[Relevés des cadres d'éléments]
++++

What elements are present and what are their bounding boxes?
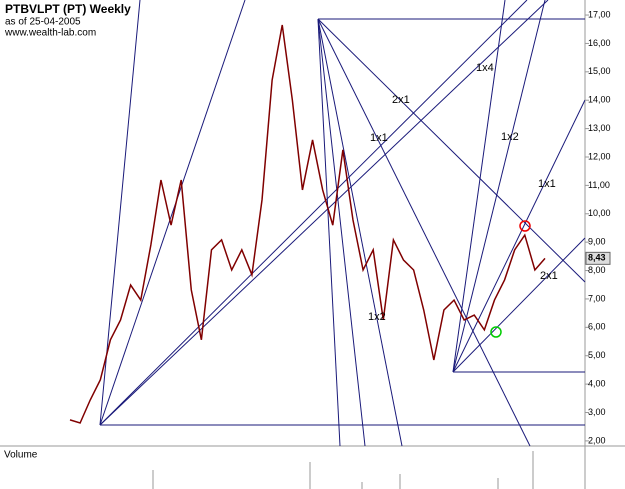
subtitle: as of 25-04-2005 [5,17,81,28]
gann-line [317,18,531,447]
y-tick-label: 3,00 [588,407,606,417]
y-tick-label: 16,00 [588,38,611,48]
gann-line [99,0,246,426]
gann-line [452,0,546,373]
y-tick-label: 11,00 [588,180,610,190]
gann-label: 2x1 [540,270,558,282]
y-tick-label: 8,00 [588,265,606,275]
y-tick-label: 9,00 [588,237,606,247]
gann-line [317,18,341,447]
gann-label: 1x2 [501,131,519,143]
y-tick-label: 7,00 [588,293,606,303]
y-tick-label: 13,00 [588,123,611,133]
gann-label: 1x4 [476,62,494,74]
price-line [69,24,546,424]
panel-label: Volume [4,450,38,461]
gann-lines [99,0,586,447]
y-tick-label: 4,00 [588,378,606,388]
gann-line [452,0,506,373]
signal-marker [490,326,502,338]
gann-line [99,0,528,426]
signal-marker [519,220,531,232]
gann-label: 1x2 [368,311,386,323]
y-tick-label: 6,00 [588,322,606,332]
last-value-label: 8,43 [588,253,606,263]
gann-line [317,18,366,447]
y-tick-label: 10,00 [588,208,611,218]
y-tick-label: 12,00 [588,151,611,161]
last-value-box [585,251,611,265]
gann-line [99,0,549,426]
y-tick-label: 5,00 [588,350,606,360]
y-tick-label: 2,00 [588,435,606,445]
gann-label: 1x1 [370,132,388,144]
y-tick-label: 17,00 [588,9,611,19]
volume-bars [152,451,534,489]
source: www.wealth-lab.com [4,28,96,39]
title: PTBVLPT (PT) Weekly [5,2,131,16]
gann-line [317,18,586,283]
gann-label: 2x1 [392,94,410,106]
gann-line [452,237,586,373]
y-tick-label: 15,00 [588,66,611,76]
y-tick-label: 14,00 [588,95,611,105]
gann-line [317,18,403,447]
gann-label: 1x1 [538,178,556,190]
gann-line [452,99,586,373]
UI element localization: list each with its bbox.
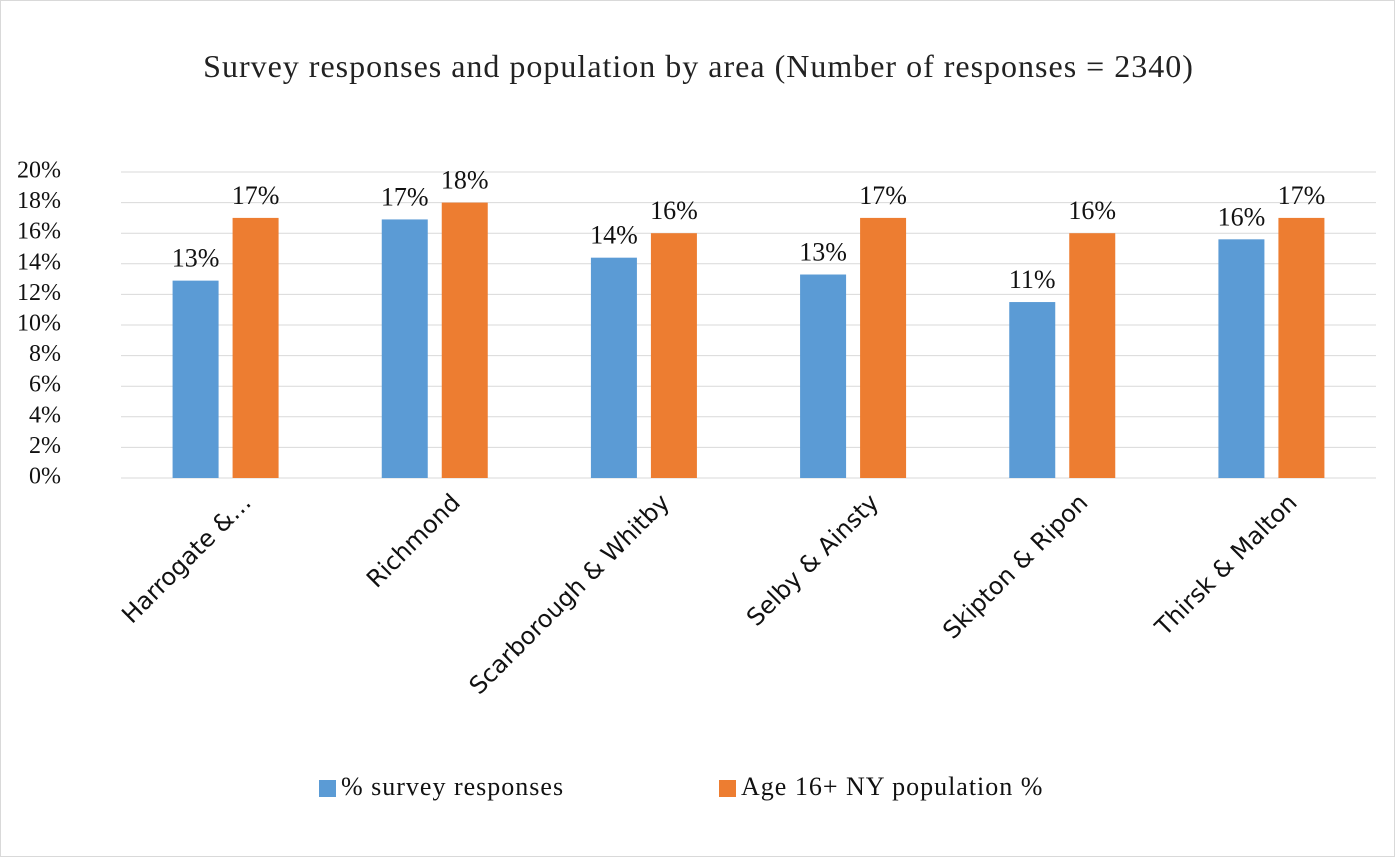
y-tick-label: 12% <box>17 280 61 306</box>
bar <box>172 280 219 478</box>
data-label: 17% <box>1278 181 1326 210</box>
x-tick-label: Richmond <box>361 488 466 593</box>
bar <box>441 202 488 478</box>
y-tick-label: 18% <box>17 188 61 214</box>
data-label: 17% <box>232 181 280 210</box>
x-tick-label: Thirsk & Malton <box>1149 488 1303 642</box>
bar <box>1218 239 1265 478</box>
x-tick-label: Selby & Ainsty <box>741 488 884 631</box>
x-tick-label: Harrogate &… <box>116 488 256 628</box>
chart-title: Survey responses and population by area … <box>203 48 1194 84</box>
bar <box>1009 302 1056 478</box>
y-tick-label: 0% <box>29 464 61 490</box>
data-label: 18% <box>441 166 489 195</box>
bar <box>381 219 428 478</box>
data-label: 16% <box>1068 196 1116 225</box>
bar <box>590 257 637 478</box>
y-tick-label: 10% <box>17 311 61 337</box>
data-label: 13% <box>172 244 220 273</box>
data-label: 11% <box>1009 265 1056 294</box>
bar <box>1278 217 1325 478</box>
legend-swatch <box>719 780 736 797</box>
data-label: 17% <box>381 182 429 211</box>
legend-swatch <box>319 780 336 797</box>
y-tick-label: 16% <box>17 219 61 245</box>
data-label: 16% <box>1218 202 1266 231</box>
x-tick-label: Scarborough & Whitby <box>464 488 675 699</box>
y-tick-label: 14% <box>17 249 61 275</box>
x-tick-label: Skipton & Ripon <box>937 488 1093 644</box>
bar <box>232 217 279 478</box>
legend-label: Age 16+ NY population % <box>741 772 1043 801</box>
bar <box>650 233 697 478</box>
legend-label: % survey responses <box>341 772 564 801</box>
data-label: 17% <box>859 181 907 210</box>
y-tick-label: 2% <box>29 433 61 459</box>
bar <box>1069 233 1116 478</box>
data-label: 16% <box>650 196 698 225</box>
data-label: 14% <box>590 221 638 250</box>
y-tick-label: 8% <box>29 341 61 367</box>
data-label: 13% <box>799 237 847 266</box>
bar <box>860 217 907 478</box>
y-tick-label: 6% <box>29 372 61 398</box>
y-tick-label: 4% <box>29 402 61 428</box>
bar <box>800 274 847 478</box>
y-tick-label: 20% <box>17 158 61 184</box>
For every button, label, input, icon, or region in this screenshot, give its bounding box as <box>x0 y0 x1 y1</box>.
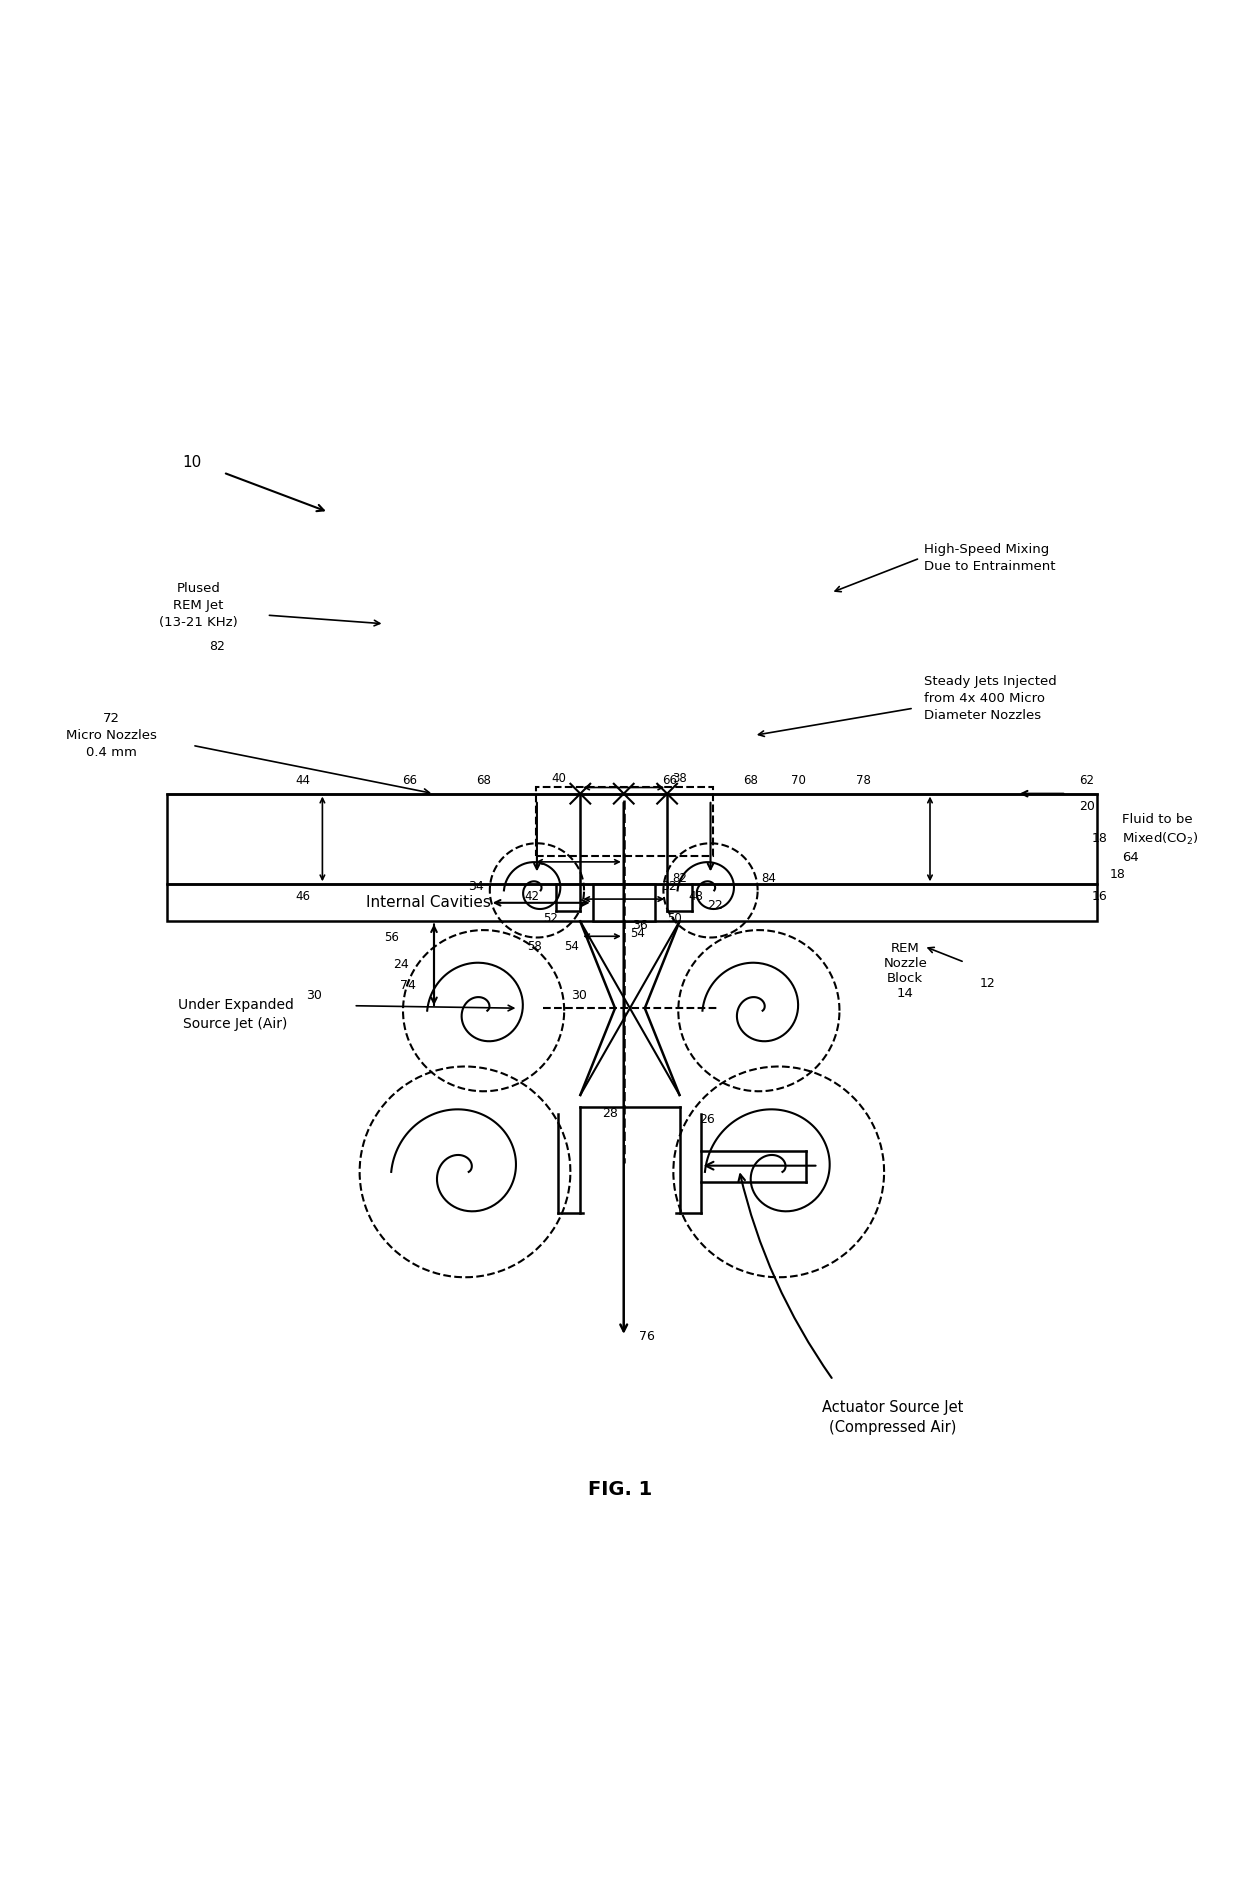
Text: FIG. 1: FIG. 1 <box>588 1480 652 1498</box>
Text: 70: 70 <box>791 775 806 788</box>
Text: 74: 74 <box>399 979 415 993</box>
Text: Internal Cavities: Internal Cavities <box>366 895 491 910</box>
Text: 18: 18 <box>1091 833 1107 846</box>
Text: Plused
REM Jet
(13-21 KHz): Plused REM Jet (13-21 KHz) <box>159 581 238 628</box>
Text: 52: 52 <box>543 912 558 925</box>
Text: 84: 84 <box>761 872 776 884</box>
Text: 54: 54 <box>564 940 579 953</box>
Text: 34: 34 <box>467 880 484 893</box>
Text: 82: 82 <box>210 639 224 652</box>
Text: Actuator Source Jet
(Compressed Air): Actuator Source Jet (Compressed Air) <box>822 1401 963 1434</box>
Text: 28: 28 <box>601 1107 618 1120</box>
Text: Steady Jets Injected
from 4x 400 Micro
Diameter Nozzles: Steady Jets Injected from 4x 400 Micro D… <box>924 675 1056 722</box>
Text: REM
Nozzle
Block
14: REM Nozzle Block 14 <box>883 942 928 1000</box>
Text: 68: 68 <box>743 775 758 788</box>
Text: 58: 58 <box>527 940 542 953</box>
Text: 18: 18 <box>1110 869 1126 880</box>
Text: 38: 38 <box>672 773 687 786</box>
Text: 78: 78 <box>856 775 870 788</box>
Text: 30: 30 <box>306 989 322 1002</box>
Text: 66: 66 <box>402 775 417 788</box>
Text: 42: 42 <box>525 889 539 902</box>
Text: 82: 82 <box>672 872 687 884</box>
Text: High-Speed Mixing
Due to Entrainment: High-Speed Mixing Due to Entrainment <box>924 543 1055 573</box>
Text: 40: 40 <box>552 773 567 786</box>
Text: 12: 12 <box>980 978 996 991</box>
Text: 22: 22 <box>707 899 723 912</box>
Bar <box>167 884 1097 921</box>
Text: 76: 76 <box>639 1331 655 1344</box>
Text: Under Expanded
Source Jet (Air): Under Expanded Source Jet (Air) <box>177 998 294 1030</box>
Text: 48: 48 <box>688 889 703 902</box>
Text: 20: 20 <box>1079 799 1095 812</box>
Text: 30: 30 <box>570 989 587 1002</box>
Bar <box>167 793 1097 884</box>
Text: 50: 50 <box>667 912 682 925</box>
Text: 66: 66 <box>662 775 677 788</box>
Text: 26: 26 <box>699 1113 715 1126</box>
Text: 32: 32 <box>661 880 677 893</box>
Text: 56: 56 <box>384 931 399 944</box>
Text: 72
Micro Nozzles
0.4 mm: 72 Micro Nozzles 0.4 mm <box>66 713 157 760</box>
Bar <box>536 788 713 855</box>
Text: 44: 44 <box>295 775 310 788</box>
Text: 24: 24 <box>393 959 409 972</box>
Text: 68: 68 <box>476 775 491 788</box>
Text: 46: 46 <box>295 891 310 904</box>
Text: 10: 10 <box>182 455 202 470</box>
Text: 16: 16 <box>1091 889 1107 902</box>
Bar <box>593 884 655 921</box>
Text: Fluid to be
Mixed(CO$_2$)
64: Fluid to be Mixed(CO$_2$) 64 <box>1122 812 1199 863</box>
Text: 36: 36 <box>632 919 649 932</box>
Text: 62: 62 <box>1079 775 1094 788</box>
Text: 54: 54 <box>630 927 645 940</box>
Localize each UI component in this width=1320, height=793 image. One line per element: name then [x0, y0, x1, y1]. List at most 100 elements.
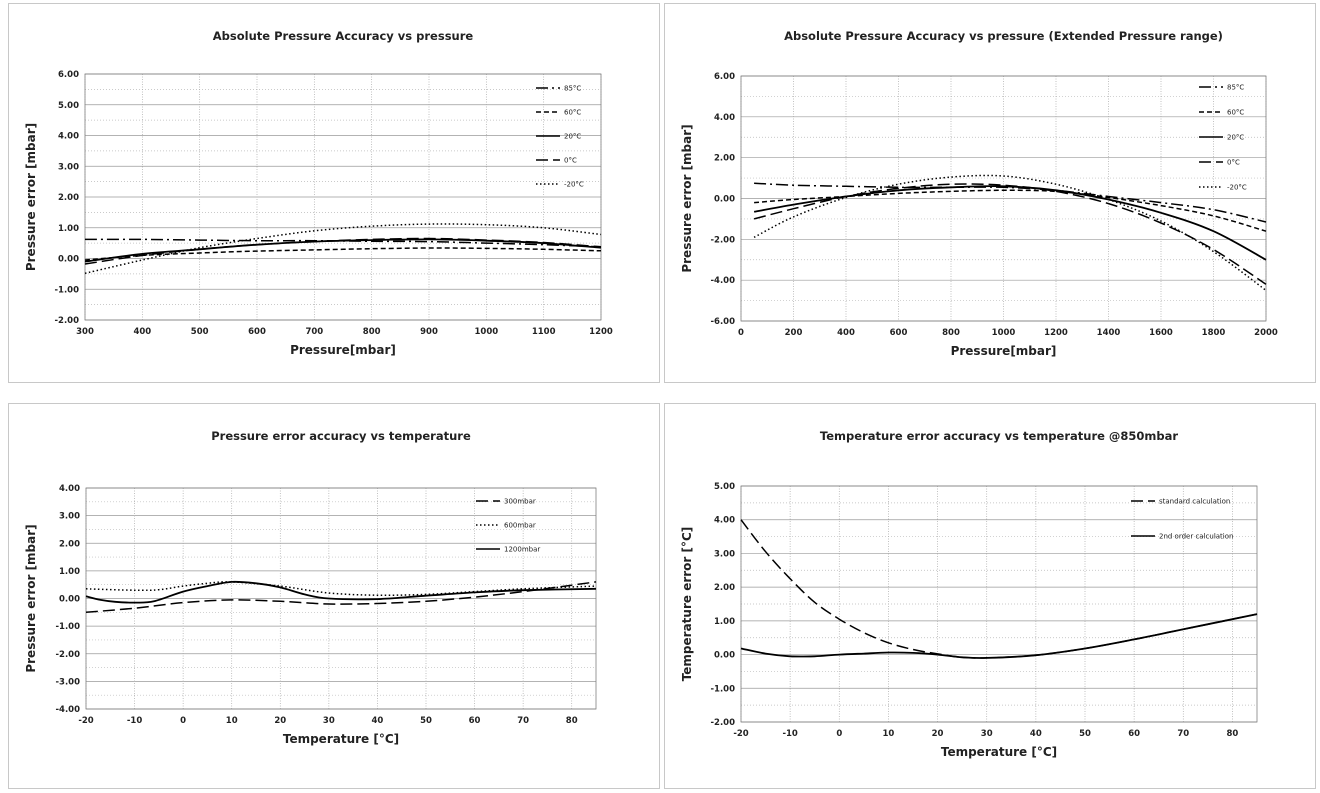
series-line-1: [754, 189, 1267, 232]
x-tick-label: 800: [363, 327, 381, 337]
x-tick-label: 1600: [1149, 328, 1173, 338]
y-tick-label: 5.00: [714, 482, 735, 492]
y-tick-label: 1.00: [58, 224, 79, 234]
y-axis-label: Temperature error [°C]: [680, 527, 694, 682]
x-tick-label: 500: [191, 327, 209, 337]
y-tick-label: -2.00: [56, 650, 81, 660]
x-tick-label: 300: [76, 327, 94, 337]
x-tick-label: 700: [305, 327, 323, 337]
x-tick-label: 400: [133, 327, 151, 337]
x-tick-label: 10: [883, 729, 895, 739]
chart-svg: Temperature error accuracy vs temperatur…: [680, 429, 1258, 759]
legend-label: 20°C: [1227, 134, 1244, 142]
x-tick-label: 200: [785, 328, 803, 338]
x-tick-label: 70: [1177, 729, 1189, 739]
x-axis-label: Temperature [°C]: [283, 732, 399, 746]
x-tick-label: 800: [942, 328, 960, 338]
y-tick-label: -6.00: [711, 317, 736, 327]
y-tick-label: 4.00: [59, 484, 80, 494]
series-line-4: [84, 223, 602, 275]
y-tick-label: 6.00: [714, 72, 735, 82]
x-tick-label: 1200: [589, 327, 613, 337]
y-tick-label: 4.00: [58, 132, 79, 142]
chart-panel-pressure-accuracy: Absolute Pressure Accuracy vs pressure -2…: [8, 3, 660, 383]
legend-label: 0°C: [564, 157, 577, 165]
series-line-0: [740, 519, 1258, 659]
y-tick-label: 2.00: [714, 154, 735, 164]
y-tick-label: -3.00: [56, 677, 81, 687]
chart-panel-pressure-vs-temperature: Pressure error accuracy vs temperature -4…: [8, 403, 660, 789]
legend-label: 0°C: [1227, 159, 1240, 167]
series-line-1: [84, 247, 602, 261]
plot-area: [740, 75, 1267, 322]
chart-svg: Pressure error accuracy vs temperature -4…: [24, 429, 597, 746]
y-tick-label: 1.00: [59, 567, 80, 577]
y-tick-label: 5.00: [58, 101, 79, 111]
y-tick-label: -1.00: [56, 622, 81, 632]
x-tick-label: 1400: [1097, 328, 1121, 338]
x-tick-label: 60: [1128, 729, 1140, 739]
x-tick-label: 1100: [532, 327, 556, 337]
y-tick-label: -2.00: [711, 718, 736, 728]
y-tick-label: 0.00: [59, 595, 80, 605]
x-tick-label: 50: [1079, 729, 1091, 739]
chart-svg: Absolute Pressure Accuracy vs pressure (…: [680, 29, 1278, 358]
plot-area: [85, 487, 597, 710]
x-tick-label: 10: [226, 716, 238, 726]
series-line-1: [85, 581, 597, 596]
x-tick-label: 50: [420, 716, 432, 726]
y-tick-label: -1.00: [55, 285, 80, 295]
y-tick-label: 6.00: [58, 70, 79, 80]
y-axis-label: Pressure error [mbar]: [24, 123, 38, 271]
x-tick-label: 30: [323, 716, 335, 726]
chart-panel-extended-pressure-range: Absolute Pressure Accuracy vs pressure (…: [664, 3, 1316, 383]
y-tick-label: 3.00: [714, 549, 735, 559]
y-axis-label: Pressure error [mbar]: [680, 124, 694, 272]
x-tick-label: 600: [248, 327, 266, 337]
y-tick-label: -2.00: [55, 316, 80, 326]
series-line-3: [84, 237, 602, 265]
legend-label: 60°C: [1227, 109, 1244, 117]
plot-area: [84, 73, 602, 321]
x-axis-label: Pressure[mbar]: [290, 343, 396, 357]
x-tick-label: 0: [836, 729, 842, 739]
y-tick-label: 0.00: [58, 255, 79, 265]
x-tick-label: 0: [738, 328, 744, 338]
legend-label: -20°C: [564, 181, 584, 189]
series-line-0: [85, 581, 597, 614]
x-tick-label: 1200: [1044, 328, 1068, 338]
x-tick-label: 1000: [992, 328, 1016, 338]
x-axis-label: Pressure[mbar]: [951, 344, 1057, 358]
x-tick-label: -20: [733, 729, 748, 739]
y-tick-label: 3.00: [58, 162, 79, 172]
x-tick-label: -10: [127, 716, 142, 726]
chart-title: Pressure error accuracy vs temperature: [211, 429, 471, 443]
series-line-2: [85, 580, 597, 604]
y-tick-label: 4.00: [714, 113, 735, 123]
y-axis-label: Pressure error [mbar]: [24, 524, 38, 672]
x-tick-label: -20: [78, 716, 93, 726]
x-tick-label: 40: [372, 716, 384, 726]
series-line-4: [753, 174, 1267, 292]
x-tick-label: 30: [981, 729, 993, 739]
x-tick-label: 1000: [474, 327, 498, 337]
y-tick-label: -4.00: [711, 276, 736, 286]
legend-label: standard calculation: [1159, 498, 1230, 506]
legend-label: 2nd order calculation: [1159, 533, 1233, 541]
x-tick-label: 900: [420, 327, 438, 337]
x-tick-label: 1800: [1202, 328, 1226, 338]
x-tick-label: 600: [890, 328, 908, 338]
legend-label: 85°C: [564, 85, 581, 93]
y-tick-label: 4.00: [714, 516, 735, 526]
x-tick-label: 2000: [1254, 328, 1278, 338]
legend-label: 300mbar: [504, 498, 536, 506]
series-line-3: [753, 183, 1267, 285]
y-tick-label: -4.00: [56, 705, 81, 715]
x-tick-label: 80: [1227, 729, 1239, 739]
chart-svg: Absolute Pressure Accuracy vs pressure -2…: [24, 29, 613, 357]
legend-label: 600mbar: [504, 522, 536, 530]
y-tick-label: 2.00: [59, 539, 80, 549]
legend-label: 20°C: [564, 133, 581, 141]
y-tick-label: -1.00: [711, 684, 736, 694]
chart-title: Absolute Pressure Accuracy vs pressure (…: [784, 29, 1223, 43]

++++

#### EXERCICE PROPOSÉ
Recopiez tel quel le passage de la liste qui commence à la ligne contenant « y-tick-label: 12% <box>17 280 61 306</box> » et s'arrête après celle contenant « data-label: 13% <box>172 244 220 273</box> ».

#### CORRIGÉ
y-tick-label: 12% <box>17 280 61 306</box>
bar <box>172 280 219 478</box>
data-label: 17% <box>1278 181 1326 210</box>
x-tick-label: Richmond <box>361 488 466 593</box>
bar <box>441 202 488 478</box>
y-tick-label: 18% <box>17 188 61 214</box>
data-label: 17% <box>232 181 280 210</box>
x-tick-label: Thirsk & Malton <box>1149 488 1303 642</box>
bar <box>1218 239 1265 478</box>
x-tick-label: Selby & Ainsty <box>741 488 884 631</box>
x-tick-label: Harrogate &… <box>116 488 256 628</box>
chart-title: Survey responses and population by area … <box>203 48 1194 84</box>
bar <box>1009 302 1056 478</box>
y-tick-label: 0% <box>29 464 61 490</box>
data-label: 18% <box>441 166 489 195</box>
bar <box>381 219 428 478</box>
data-label: 16% <box>1068 196 1116 225</box>
bar <box>590 257 637 478</box>
y-tick-label: 10% <box>17 311 61 337</box>
data-label: 13% <box>172 244 220 273</box>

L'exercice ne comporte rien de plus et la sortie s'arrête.